━━ Stored data

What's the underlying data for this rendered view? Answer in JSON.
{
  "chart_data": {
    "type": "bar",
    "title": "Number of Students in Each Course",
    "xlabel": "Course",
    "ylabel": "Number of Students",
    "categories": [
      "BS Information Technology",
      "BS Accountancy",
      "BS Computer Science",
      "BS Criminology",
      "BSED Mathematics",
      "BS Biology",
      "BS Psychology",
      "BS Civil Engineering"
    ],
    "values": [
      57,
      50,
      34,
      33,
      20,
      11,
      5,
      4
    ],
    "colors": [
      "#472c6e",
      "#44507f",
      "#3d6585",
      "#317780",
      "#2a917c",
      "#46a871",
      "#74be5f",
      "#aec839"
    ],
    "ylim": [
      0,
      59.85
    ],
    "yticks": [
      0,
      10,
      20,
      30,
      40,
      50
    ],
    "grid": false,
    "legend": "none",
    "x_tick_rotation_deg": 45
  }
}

━━━━

**Work to complete:**
From the data above, copy each line that holds "Number".

**Written reply:**
    "title": "Number of Students in Each Course",
    "ylabel": "Number of Students",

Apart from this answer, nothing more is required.